**Requirement**.
Bring together all lines of the material below that contain the string "treatment".

-- BEGIN Provided entries --

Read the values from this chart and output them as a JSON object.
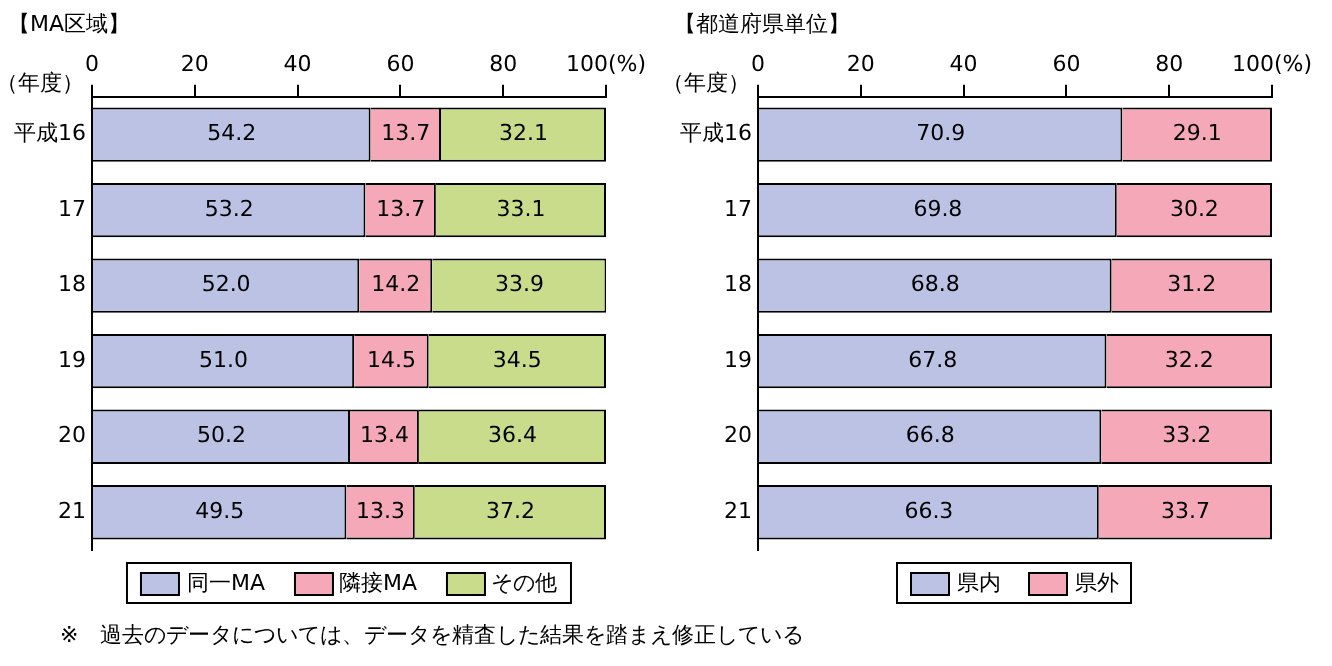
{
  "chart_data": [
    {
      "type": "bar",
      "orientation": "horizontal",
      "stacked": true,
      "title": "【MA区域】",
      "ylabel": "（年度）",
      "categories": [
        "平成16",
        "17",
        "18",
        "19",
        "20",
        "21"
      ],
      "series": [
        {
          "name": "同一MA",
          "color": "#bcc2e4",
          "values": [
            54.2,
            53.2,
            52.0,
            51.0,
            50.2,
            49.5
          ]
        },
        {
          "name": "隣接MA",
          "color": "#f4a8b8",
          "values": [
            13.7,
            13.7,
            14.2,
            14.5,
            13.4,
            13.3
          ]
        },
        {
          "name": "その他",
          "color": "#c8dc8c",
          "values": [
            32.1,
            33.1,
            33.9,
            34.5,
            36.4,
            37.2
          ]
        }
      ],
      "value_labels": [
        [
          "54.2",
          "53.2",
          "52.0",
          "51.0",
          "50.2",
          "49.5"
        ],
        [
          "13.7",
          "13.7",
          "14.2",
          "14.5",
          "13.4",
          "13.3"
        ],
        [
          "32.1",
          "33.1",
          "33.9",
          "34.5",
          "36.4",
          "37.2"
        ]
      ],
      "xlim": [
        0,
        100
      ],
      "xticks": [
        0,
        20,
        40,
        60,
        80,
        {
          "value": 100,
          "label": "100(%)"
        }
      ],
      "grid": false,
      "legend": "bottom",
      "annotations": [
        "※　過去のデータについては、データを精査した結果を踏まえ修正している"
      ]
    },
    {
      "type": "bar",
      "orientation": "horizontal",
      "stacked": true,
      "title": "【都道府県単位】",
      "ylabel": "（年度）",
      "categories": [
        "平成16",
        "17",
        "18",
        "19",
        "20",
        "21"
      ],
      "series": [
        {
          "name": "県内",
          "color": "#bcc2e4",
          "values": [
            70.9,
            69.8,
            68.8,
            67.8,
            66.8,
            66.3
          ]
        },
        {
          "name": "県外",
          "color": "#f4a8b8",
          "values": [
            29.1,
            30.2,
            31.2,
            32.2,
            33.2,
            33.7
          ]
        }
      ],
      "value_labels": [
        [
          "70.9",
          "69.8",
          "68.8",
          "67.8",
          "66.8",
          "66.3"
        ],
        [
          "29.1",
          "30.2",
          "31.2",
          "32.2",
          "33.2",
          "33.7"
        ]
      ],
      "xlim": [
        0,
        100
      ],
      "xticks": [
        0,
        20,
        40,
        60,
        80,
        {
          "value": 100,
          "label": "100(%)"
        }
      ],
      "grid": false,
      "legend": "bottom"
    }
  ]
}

-- END Provided entries --
-- BEGIN Provided entries --

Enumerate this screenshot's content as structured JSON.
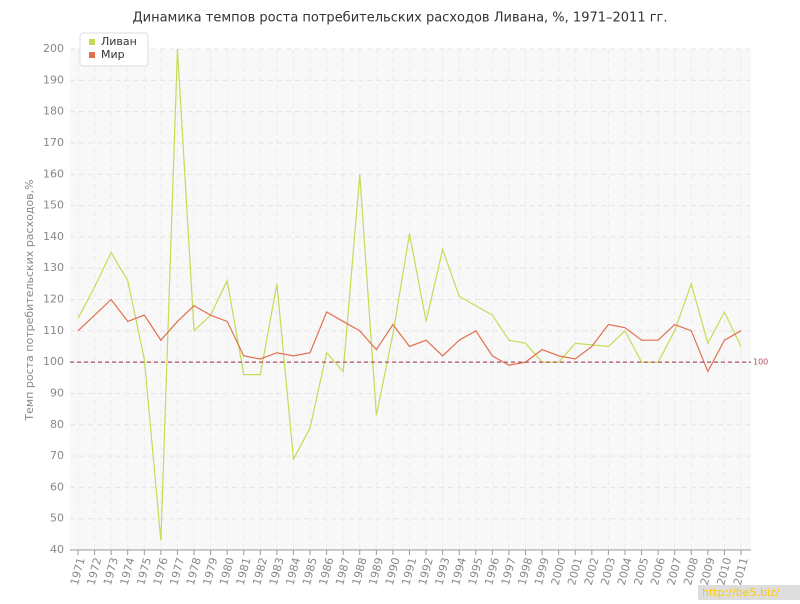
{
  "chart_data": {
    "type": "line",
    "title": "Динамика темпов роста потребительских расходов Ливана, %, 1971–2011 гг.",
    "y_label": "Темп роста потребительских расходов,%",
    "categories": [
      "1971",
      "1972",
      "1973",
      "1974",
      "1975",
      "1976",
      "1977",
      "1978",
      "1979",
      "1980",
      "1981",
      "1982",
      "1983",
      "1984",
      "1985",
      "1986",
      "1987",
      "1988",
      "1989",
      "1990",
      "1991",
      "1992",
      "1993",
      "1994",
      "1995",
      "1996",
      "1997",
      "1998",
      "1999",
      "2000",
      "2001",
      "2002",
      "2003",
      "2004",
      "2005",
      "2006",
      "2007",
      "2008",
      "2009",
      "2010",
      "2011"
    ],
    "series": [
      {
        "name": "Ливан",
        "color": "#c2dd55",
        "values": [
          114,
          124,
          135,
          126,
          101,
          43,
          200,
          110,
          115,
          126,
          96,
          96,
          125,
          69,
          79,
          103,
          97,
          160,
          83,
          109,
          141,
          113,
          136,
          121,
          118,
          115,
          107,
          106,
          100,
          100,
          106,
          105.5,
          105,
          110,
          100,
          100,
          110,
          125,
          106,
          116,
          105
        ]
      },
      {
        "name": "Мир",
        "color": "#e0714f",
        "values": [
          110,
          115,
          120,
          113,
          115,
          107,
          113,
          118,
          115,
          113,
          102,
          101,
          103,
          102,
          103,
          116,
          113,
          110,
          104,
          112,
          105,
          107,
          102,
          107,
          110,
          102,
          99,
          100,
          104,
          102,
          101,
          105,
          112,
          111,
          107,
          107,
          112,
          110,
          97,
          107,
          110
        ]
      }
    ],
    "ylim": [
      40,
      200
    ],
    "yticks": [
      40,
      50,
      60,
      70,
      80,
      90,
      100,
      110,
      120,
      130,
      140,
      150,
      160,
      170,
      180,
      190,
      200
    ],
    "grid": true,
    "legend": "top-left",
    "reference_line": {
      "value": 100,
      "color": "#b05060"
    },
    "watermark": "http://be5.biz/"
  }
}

-- END Provided entries --
-- BEGIN Provided entries --

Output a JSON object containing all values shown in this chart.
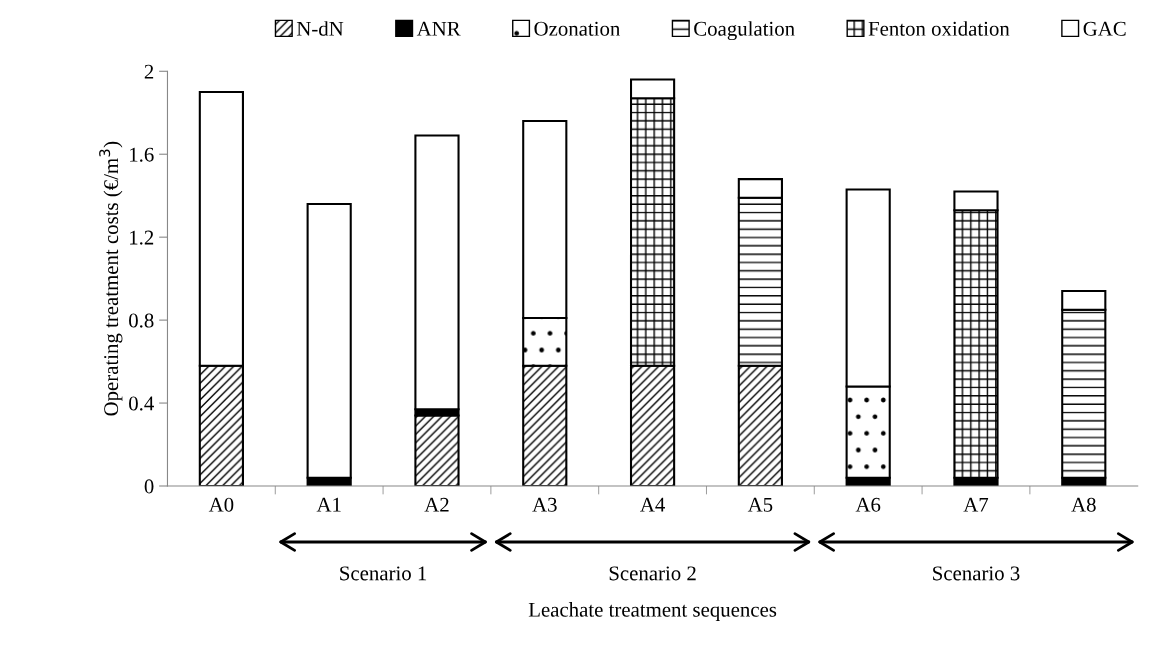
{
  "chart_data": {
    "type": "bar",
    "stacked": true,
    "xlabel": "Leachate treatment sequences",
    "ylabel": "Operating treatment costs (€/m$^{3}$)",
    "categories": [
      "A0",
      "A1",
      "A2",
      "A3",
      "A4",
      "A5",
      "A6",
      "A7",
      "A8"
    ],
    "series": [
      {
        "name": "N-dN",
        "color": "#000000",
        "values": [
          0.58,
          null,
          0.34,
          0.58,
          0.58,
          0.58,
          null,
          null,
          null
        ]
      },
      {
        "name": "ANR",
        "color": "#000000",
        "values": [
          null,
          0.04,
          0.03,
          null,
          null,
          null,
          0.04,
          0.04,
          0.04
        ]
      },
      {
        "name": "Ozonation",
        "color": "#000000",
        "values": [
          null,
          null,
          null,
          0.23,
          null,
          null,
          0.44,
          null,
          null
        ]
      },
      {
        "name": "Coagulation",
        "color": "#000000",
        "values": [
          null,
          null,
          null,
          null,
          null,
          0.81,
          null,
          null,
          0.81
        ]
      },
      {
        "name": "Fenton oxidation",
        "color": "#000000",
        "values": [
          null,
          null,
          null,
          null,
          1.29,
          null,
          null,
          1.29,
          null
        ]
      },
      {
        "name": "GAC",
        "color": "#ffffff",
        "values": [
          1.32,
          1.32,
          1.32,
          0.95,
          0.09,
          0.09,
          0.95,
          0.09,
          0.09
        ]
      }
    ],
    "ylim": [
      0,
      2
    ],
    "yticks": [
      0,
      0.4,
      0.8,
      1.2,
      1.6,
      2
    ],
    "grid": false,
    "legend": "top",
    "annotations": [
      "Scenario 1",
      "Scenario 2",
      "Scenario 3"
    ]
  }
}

-- END Provided entries --

**Solution to the problem**.
    "xlabel": "Leachate treatment sequences",
    "ylabel": "Operating treatment costs (€/m$^{3}$)",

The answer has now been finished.